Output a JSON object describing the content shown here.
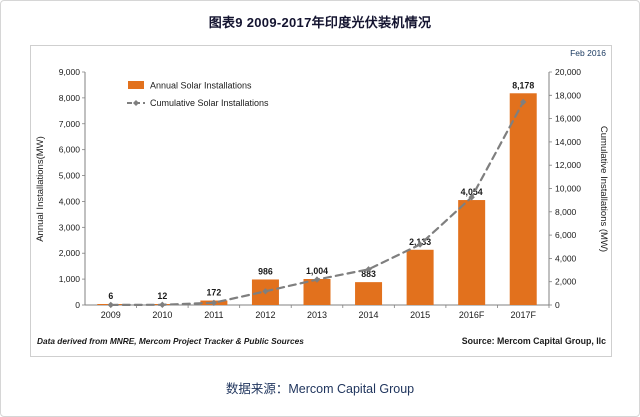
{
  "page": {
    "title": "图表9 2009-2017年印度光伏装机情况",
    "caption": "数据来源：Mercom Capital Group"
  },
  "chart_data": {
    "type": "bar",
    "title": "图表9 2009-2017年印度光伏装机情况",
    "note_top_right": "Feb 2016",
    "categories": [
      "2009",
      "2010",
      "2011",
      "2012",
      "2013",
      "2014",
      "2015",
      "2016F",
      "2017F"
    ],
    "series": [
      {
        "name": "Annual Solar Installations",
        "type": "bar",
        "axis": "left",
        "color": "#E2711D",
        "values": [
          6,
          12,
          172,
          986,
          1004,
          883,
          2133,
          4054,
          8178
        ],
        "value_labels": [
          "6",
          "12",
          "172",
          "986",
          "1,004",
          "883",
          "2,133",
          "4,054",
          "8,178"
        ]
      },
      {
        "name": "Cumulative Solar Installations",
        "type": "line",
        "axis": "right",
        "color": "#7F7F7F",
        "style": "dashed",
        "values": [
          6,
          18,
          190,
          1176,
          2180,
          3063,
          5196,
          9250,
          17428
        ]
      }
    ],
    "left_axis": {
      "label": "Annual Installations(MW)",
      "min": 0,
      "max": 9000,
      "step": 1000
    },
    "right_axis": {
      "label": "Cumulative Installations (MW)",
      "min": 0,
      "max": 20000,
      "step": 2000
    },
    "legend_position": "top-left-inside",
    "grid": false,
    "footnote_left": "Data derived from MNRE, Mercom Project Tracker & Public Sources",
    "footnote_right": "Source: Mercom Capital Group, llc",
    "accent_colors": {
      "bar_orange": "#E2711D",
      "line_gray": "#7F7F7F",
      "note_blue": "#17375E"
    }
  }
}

* * *

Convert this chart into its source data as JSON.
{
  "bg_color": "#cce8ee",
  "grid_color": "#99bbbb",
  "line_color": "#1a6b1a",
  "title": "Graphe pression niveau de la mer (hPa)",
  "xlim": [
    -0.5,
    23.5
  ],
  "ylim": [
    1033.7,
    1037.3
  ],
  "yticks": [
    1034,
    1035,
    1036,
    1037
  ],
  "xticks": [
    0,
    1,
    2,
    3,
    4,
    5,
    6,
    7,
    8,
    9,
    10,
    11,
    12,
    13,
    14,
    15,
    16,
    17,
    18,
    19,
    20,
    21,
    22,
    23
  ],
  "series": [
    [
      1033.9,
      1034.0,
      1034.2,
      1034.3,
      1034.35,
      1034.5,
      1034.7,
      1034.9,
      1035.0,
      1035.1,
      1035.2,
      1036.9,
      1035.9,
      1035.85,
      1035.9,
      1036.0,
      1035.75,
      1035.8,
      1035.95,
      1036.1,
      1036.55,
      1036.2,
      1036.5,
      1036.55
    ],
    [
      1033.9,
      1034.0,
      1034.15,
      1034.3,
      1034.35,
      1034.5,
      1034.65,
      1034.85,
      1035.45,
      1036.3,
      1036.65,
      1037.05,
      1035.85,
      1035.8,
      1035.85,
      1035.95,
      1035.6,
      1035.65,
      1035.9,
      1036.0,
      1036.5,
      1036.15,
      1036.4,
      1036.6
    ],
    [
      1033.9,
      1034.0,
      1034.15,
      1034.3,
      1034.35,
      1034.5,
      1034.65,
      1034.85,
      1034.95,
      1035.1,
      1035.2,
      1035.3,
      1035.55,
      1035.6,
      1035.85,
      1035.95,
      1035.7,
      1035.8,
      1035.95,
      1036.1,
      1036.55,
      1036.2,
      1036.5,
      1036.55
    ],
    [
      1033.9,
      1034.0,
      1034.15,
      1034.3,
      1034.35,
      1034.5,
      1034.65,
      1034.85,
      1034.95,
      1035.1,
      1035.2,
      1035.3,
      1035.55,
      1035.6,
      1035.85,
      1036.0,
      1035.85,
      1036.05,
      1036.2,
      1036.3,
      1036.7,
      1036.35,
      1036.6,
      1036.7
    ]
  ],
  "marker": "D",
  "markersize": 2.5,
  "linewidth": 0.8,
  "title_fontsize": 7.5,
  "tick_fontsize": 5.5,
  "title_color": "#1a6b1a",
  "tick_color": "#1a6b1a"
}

## WRITTEN INSTRUCTION
Identify every line holding the word "Annual" and copy it out.

## THE COMPLETED TASK
        "name": "Annual Solar Installations",
      "label": "Annual Installations(MW)",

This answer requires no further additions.